Objective:
Would you transcribe the whole listing exactly, minus its pictures?

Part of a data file
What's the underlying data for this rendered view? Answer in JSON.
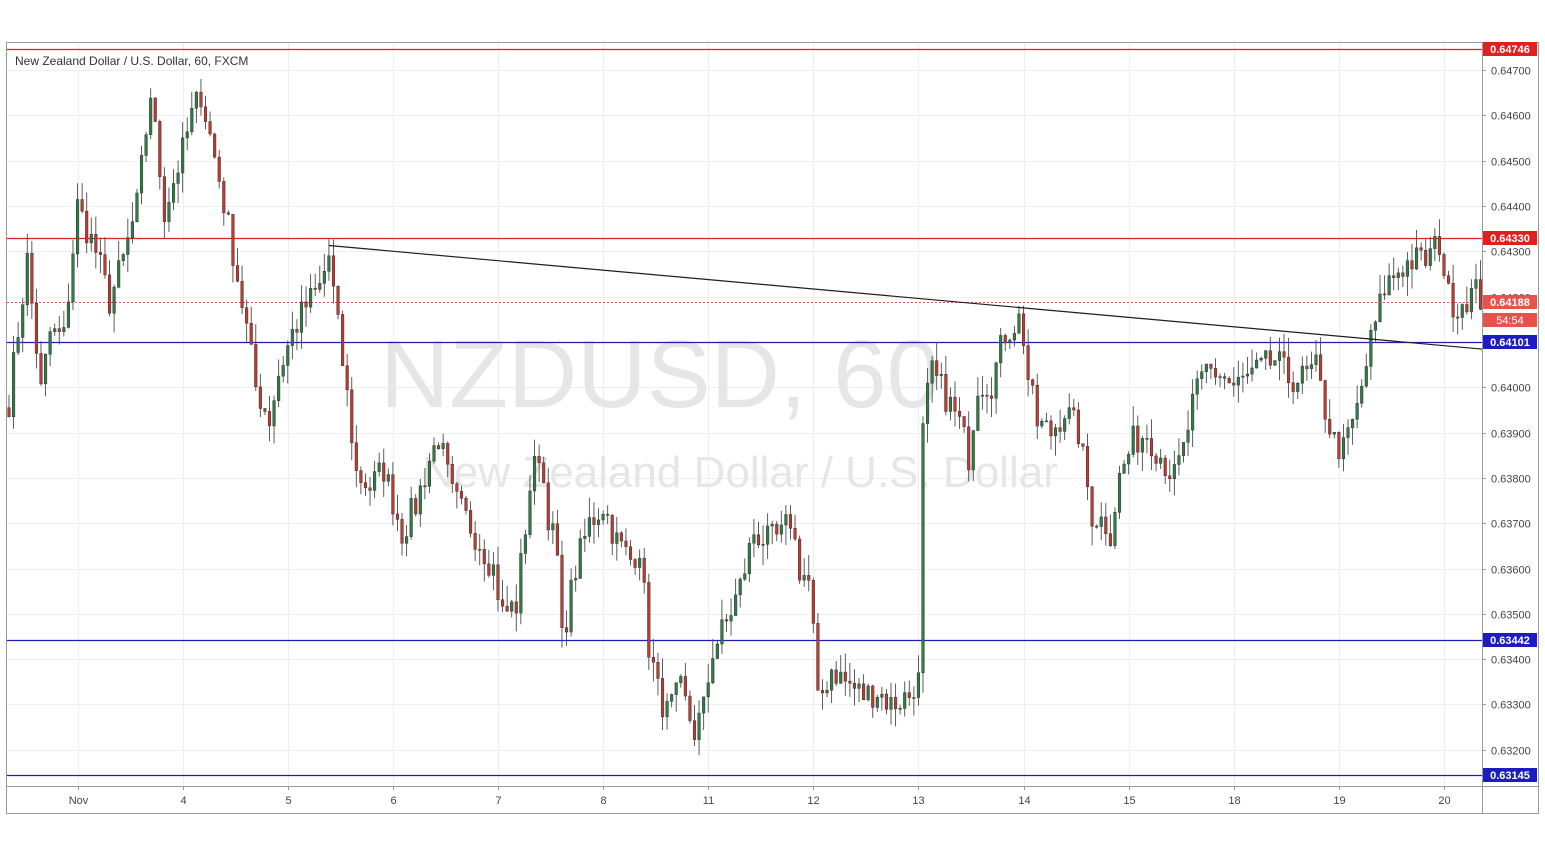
{
  "chart_data": {
    "type": "candlestick",
    "title": "New Zealand Dollar / U.S. Dollar, 60, FXCM",
    "watermark": {
      "symbol": "NZDUSD, 60",
      "name": "New Zealand Dollar / U.S. Dollar"
    },
    "ylim": [
      0.6312,
      0.6476
    ],
    "y_ticks": [
      "0.63200",
      "0.63300",
      "0.63400",
      "0.63500",
      "0.63600",
      "0.63700",
      "0.63800",
      "0.63900",
      "0.64000",
      "0.64100",
      "0.64200",
      "0.64300",
      "0.64400",
      "0.64500",
      "0.64600",
      "0.64700"
    ],
    "x_ticks": [
      {
        "label": "Nov",
        "bar": 15
      },
      {
        "label": "4",
        "bar": 38
      },
      {
        "label": "5",
        "bar": 61
      },
      {
        "label": "6",
        "bar": 84
      },
      {
        "label": "7",
        "bar": 107
      },
      {
        "label": "8",
        "bar": 130
      },
      {
        "label": "11",
        "bar": 153
      },
      {
        "label": "12",
        "bar": 176
      },
      {
        "label": "13",
        "bar": 199
      },
      {
        "label": "14",
        "bar": 222
      },
      {
        "label": "15",
        "bar": 245
      },
      {
        "label": "18",
        "bar": 268
      },
      {
        "label": "19",
        "bar": 291
      },
      {
        "label": "20",
        "bar": 314
      }
    ],
    "horizontal_levels": [
      {
        "value": 0.64746,
        "label": "0.64746",
        "color": "#e21f1f"
      },
      {
        "value": 0.6433,
        "label": "0.64330",
        "color": "#e21f1f"
      },
      {
        "value": 0.64101,
        "label": "0.64101",
        "color": "#1c1cbf"
      },
      {
        "value": 0.63442,
        "label": "0.63442",
        "color": "#1c1cbf"
      },
      {
        "value": 0.63145,
        "label": "0.63145",
        "color": "#1c1cbf"
      }
    ],
    "current_price": {
      "value": 0.64188,
      "label": "0.64188",
      "countdown": "54:54",
      "color": "#e6524d"
    },
    "trendline": {
      "start": {
        "bar": 70,
        "value": 0.64313
      },
      "end": {
        "bar": 325,
        "value": 0.64082
      }
    },
    "anchors": [
      [
        0,
        0.6397
      ],
      [
        4,
        0.6428
      ],
      [
        7,
        0.6399
      ],
      [
        9,
        0.6412
      ],
      [
        12,
        0.6411
      ],
      [
        15,
        0.644
      ],
      [
        19,
        0.643
      ],
      [
        22,
        0.6419
      ],
      [
        25,
        0.6428
      ],
      [
        28,
        0.644
      ],
      [
        31,
        0.6465
      ],
      [
        34,
        0.6439
      ],
      [
        38,
        0.6452
      ],
      [
        40,
        0.646
      ],
      [
        42,
        0.6465
      ],
      [
        46,
        0.6446
      ],
      [
        49,
        0.643
      ],
      [
        52,
        0.6413
      ],
      [
        54,
        0.64
      ],
      [
        57,
        0.6393
      ],
      [
        59,
        0.6403
      ],
      [
        62,
        0.6412
      ],
      [
        65,
        0.6418
      ],
      [
        68,
        0.6422
      ],
      [
        70,
        0.6429
      ],
      [
        72,
        0.6413
      ],
      [
        74,
        0.6398
      ],
      [
        76,
        0.6381
      ],
      [
        79,
        0.6378
      ],
      [
        82,
        0.6382
      ],
      [
        86,
        0.6368
      ],
      [
        89,
        0.6374
      ],
      [
        92,
        0.6384
      ],
      [
        94,
        0.6389
      ],
      [
        97,
        0.6376
      ],
      [
        100,
        0.6371
      ],
      [
        103,
        0.6366
      ],
      [
        106,
        0.636
      ],
      [
        108,
        0.635
      ],
      [
        111,
        0.6352
      ],
      [
        114,
        0.6378
      ],
      [
        116,
        0.6386
      ],
      [
        118,
        0.6372
      ],
      [
        120,
        0.6362
      ],
      [
        121,
        0.6344
      ],
      [
        124,
        0.636
      ],
      [
        127,
        0.637
      ],
      [
        130,
        0.6374
      ],
      [
        133,
        0.6366
      ],
      [
        136,
        0.6362
      ],
      [
        138,
        0.6365
      ],
      [
        140,
        0.6343
      ],
      [
        142,
        0.6333
      ],
      [
        144,
        0.6328
      ],
      [
        147,
        0.6333
      ],
      [
        150,
        0.6324
      ],
      [
        152,
        0.6329
      ],
      [
        154,
        0.6342
      ],
      [
        157,
        0.6348
      ],
      [
        160,
        0.6356
      ],
      [
        163,
        0.6368
      ],
      [
        166,
        0.6366
      ],
      [
        169,
        0.6367
      ],
      [
        171,
        0.6371
      ],
      [
        173,
        0.636
      ],
      [
        175,
        0.6357
      ],
      [
        176,
        0.6346
      ],
      [
        177,
        0.633
      ],
      [
        180,
        0.6338
      ],
      [
        183,
        0.6335
      ],
      [
        187,
        0.6332
      ],
      [
        190,
        0.6333
      ],
      [
        193,
        0.633
      ],
      [
        197,
        0.6332
      ],
      [
        199,
        0.6337
      ],
      [
        200,
        0.6393
      ],
      [
        202,
        0.6403
      ],
      [
        205,
        0.6398
      ],
      [
        208,
        0.6392
      ],
      [
        210,
        0.6385
      ],
      [
        212,
        0.6401
      ],
      [
        215,
        0.6401
      ],
      [
        218,
        0.6412
      ],
      [
        221,
        0.6415
      ],
      [
        222,
        0.6411
      ],
      [
        223,
        0.6402
      ],
      [
        225,
        0.6392
      ],
      [
        228,
        0.639
      ],
      [
        231,
        0.6395
      ],
      [
        234,
        0.639
      ],
      [
        237,
        0.6372
      ],
      [
        240,
        0.637
      ],
      [
        241,
        0.6368
      ],
      [
        243,
        0.638
      ],
      [
        246,
        0.6388
      ],
      [
        249,
        0.639
      ],
      [
        252,
        0.6385
      ],
      [
        255,
        0.638
      ],
      [
        257,
        0.6386
      ],
      [
        259,
        0.6396
      ],
      [
        262,
        0.6404
      ],
      [
        265,
        0.6403
      ],
      [
        268,
        0.64
      ],
      [
        271,
        0.6402
      ],
      [
        274,
        0.6404
      ],
      [
        277,
        0.6406
      ],
      [
        280,
        0.6402
      ],
      [
        283,
        0.6402
      ],
      [
        286,
        0.6404
      ],
      [
        288,
        0.6395
      ],
      [
        290,
        0.6388
      ],
      [
        292,
        0.6386
      ],
      [
        295,
        0.6395
      ],
      [
        298,
        0.641
      ],
      [
        301,
        0.6422
      ],
      [
        304,
        0.6426
      ],
      [
        307,
        0.6428
      ],
      [
        310,
        0.6428
      ],
      [
        313,
        0.6432
      ],
      [
        315,
        0.642
      ],
      [
        317,
        0.6418
      ],
      [
        319,
        0.642
      ],
      [
        321,
        0.6421
      ],
      [
        323,
        0.6418
      ],
      [
        324,
        0.641
      ],
      [
        325,
        0.6421
      ],
      [
        326,
        0.642
      ],
      [
        327,
        0.6419
      ]
    ]
  }
}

Reply:
What's the underlying data for this rendered view? Answer in JSON.
{
  "chart_data": {
    "type": "candlestick",
    "title": "New Zealand Dollar / U.S. Dollar, 60, FXCM",
    "watermark": {
      "symbol": "NZDUSD, 60",
      "name": "New Zealand Dollar / U.S. Dollar"
    },
    "ylim": [
      0.6312,
      0.6476
    ],
    "y_ticks": [
      "0.63200",
      "0.63300",
      "0.63400",
      "0.63500",
      "0.63600",
      "0.63700",
      "0.63800",
      "0.63900",
      "0.64000",
      "0.64100",
      "0.64200",
      "0.64300",
      "0.64400",
      "0.64500",
      "0.64600",
      "0.64700"
    ],
    "x_ticks": [
      {
        "label": "Nov",
        "bar": 15
      },
      {
        "label": "4",
        "bar": 38
      },
      {
        "label": "5",
        "bar": 61
      },
      {
        "label": "6",
        "bar": 84
      },
      {
        "label": "7",
        "bar": 107
      },
      {
        "label": "8",
        "bar": 130
      },
      {
        "label": "11",
        "bar": 153
      },
      {
        "label": "12",
        "bar": 176
      },
      {
        "label": "13",
        "bar": 199
      },
      {
        "label": "14",
        "bar": 222
      },
      {
        "label": "15",
        "bar": 245
      },
      {
        "label": "18",
        "bar": 268
      },
      {
        "label": "19",
        "bar": 291
      },
      {
        "label": "20",
        "bar": 314
      }
    ],
    "horizontal_levels": [
      {
        "value": 0.64746,
        "label": "0.64746",
        "color": "#e21f1f"
      },
      {
        "value": 0.6433,
        "label": "0.64330",
        "color": "#e21f1f"
      },
      {
        "value": 0.64101,
        "label": "0.64101",
        "color": "#1c1cbf"
      },
      {
        "value": 0.63442,
        "label": "0.63442",
        "color": "#1c1cbf"
      },
      {
        "value": 0.63145,
        "label": "0.63145",
        "color": "#1c1cbf"
      }
    ],
    "current_price": {
      "value": 0.64188,
      "label": "0.64188",
      "countdown": "54:54",
      "color": "#e6524d"
    },
    "trendline": {
      "start": {
        "bar": 70,
        "value": 0.64313
      },
      "end": {
        "bar": 325,
        "value": 0.64082
      }
    },
    "anchors": [
      [
        0,
        0.6397
      ],
      [
        4,
        0.6428
      ],
      [
        7,
        0.6399
      ],
      [
        9,
        0.6412
      ],
      [
        12,
        0.6411
      ],
      [
        15,
        0.644
      ],
      [
        19,
        0.643
      ],
      [
        22,
        0.6419
      ],
      [
        25,
        0.6428
      ],
      [
        28,
        0.644
      ],
      [
        31,
        0.6465
      ],
      [
        34,
        0.6439
      ],
      [
        38,
        0.6452
      ],
      [
        40,
        0.646
      ],
      [
        42,
        0.6465
      ],
      [
        46,
        0.6446
      ],
      [
        49,
        0.643
      ],
      [
        52,
        0.6413
      ],
      [
        54,
        0.64
      ],
      [
        57,
        0.6393
      ],
      [
        59,
        0.6403
      ],
      [
        62,
        0.6412
      ],
      [
        65,
        0.6418
      ],
      [
        68,
        0.6422
      ],
      [
        70,
        0.6429
      ],
      [
        72,
        0.6413
      ],
      [
        74,
        0.6398
      ],
      [
        76,
        0.6381
      ],
      [
        79,
        0.6378
      ],
      [
        82,
        0.6382
      ],
      [
        86,
        0.6368
      ],
      [
        89,
        0.6374
      ],
      [
        92,
        0.6384
      ],
      [
        94,
        0.6389
      ],
      [
        97,
        0.6376
      ],
      [
        100,
        0.6371
      ],
      [
        103,
        0.6366
      ],
      [
        106,
        0.636
      ],
      [
        108,
        0.635
      ],
      [
        111,
        0.6352
      ],
      [
        114,
        0.6378
      ],
      [
        116,
        0.6386
      ],
      [
        118,
        0.6372
      ],
      [
        120,
        0.6362
      ],
      [
        121,
        0.6344
      ],
      [
        124,
        0.636
      ],
      [
        127,
        0.637
      ],
      [
        130,
        0.6374
      ],
      [
        133,
        0.6366
      ],
      [
        136,
        0.6362
      ],
      [
        138,
        0.6365
      ],
      [
        140,
        0.6343
      ],
      [
        142,
        0.6333
      ],
      [
        144,
        0.6328
      ],
      [
        147,
        0.6333
      ],
      [
        150,
        0.6324
      ],
      [
        152,
        0.6329
      ],
      [
        154,
        0.6342
      ],
      [
        157,
        0.6348
      ],
      [
        160,
        0.6356
      ],
      [
        163,
        0.6368
      ],
      [
        166,
        0.6366
      ],
      [
        169,
        0.6367
      ],
      [
        171,
        0.6371
      ],
      [
        173,
        0.636
      ],
      [
        175,
        0.6357
      ],
      [
        176,
        0.6346
      ],
      [
        177,
        0.633
      ],
      [
        180,
        0.6338
      ],
      [
        183,
        0.6335
      ],
      [
        187,
        0.6332
      ],
      [
        190,
        0.6333
      ],
      [
        193,
        0.633
      ],
      [
        197,
        0.6332
      ],
      [
        199,
        0.6337
      ],
      [
        200,
        0.6393
      ],
      [
        202,
        0.6403
      ],
      [
        205,
        0.6398
      ],
      [
        208,
        0.6392
      ],
      [
        210,
        0.6385
      ],
      [
        212,
        0.6401
      ],
      [
        215,
        0.6401
      ],
      [
        218,
        0.6412
      ],
      [
        221,
        0.6415
      ],
      [
        222,
        0.6411
      ],
      [
        223,
        0.6402
      ],
      [
        225,
        0.6392
      ],
      [
        228,
        0.639
      ],
      [
        231,
        0.6395
      ],
      [
        234,
        0.639
      ],
      [
        237,
        0.6372
      ],
      [
        240,
        0.637
      ],
      [
        241,
        0.6368
      ],
      [
        243,
        0.638
      ],
      [
        246,
        0.6388
      ],
      [
        249,
        0.639
      ],
      [
        252,
        0.6385
      ],
      [
        255,
        0.638
      ],
      [
        257,
        0.6386
      ],
      [
        259,
        0.6396
      ],
      [
        262,
        0.6404
      ],
      [
        265,
        0.6403
      ],
      [
        268,
        0.64
      ],
      [
        271,
        0.6402
      ],
      [
        274,
        0.6404
      ],
      [
        277,
        0.6406
      ],
      [
        280,
        0.6402
      ],
      [
        283,
        0.6402
      ],
      [
        286,
        0.6404
      ],
      [
        288,
        0.6395
      ],
      [
        290,
        0.6388
      ],
      [
        292,
        0.6386
      ],
      [
        295,
        0.6395
      ],
      [
        298,
        0.641
      ],
      [
        301,
        0.6422
      ],
      [
        304,
        0.6426
      ],
      [
        307,
        0.6428
      ],
      [
        310,
        0.6428
      ],
      [
        313,
        0.6432
      ],
      [
        315,
        0.642
      ],
      [
        317,
        0.6418
      ],
      [
        319,
        0.642
      ],
      [
        321,
        0.6421
      ],
      [
        323,
        0.6418
      ],
      [
        324,
        0.641
      ],
      [
        325,
        0.6421
      ],
      [
        326,
        0.642
      ],
      [
        327,
        0.6419
      ]
    ]
  }
}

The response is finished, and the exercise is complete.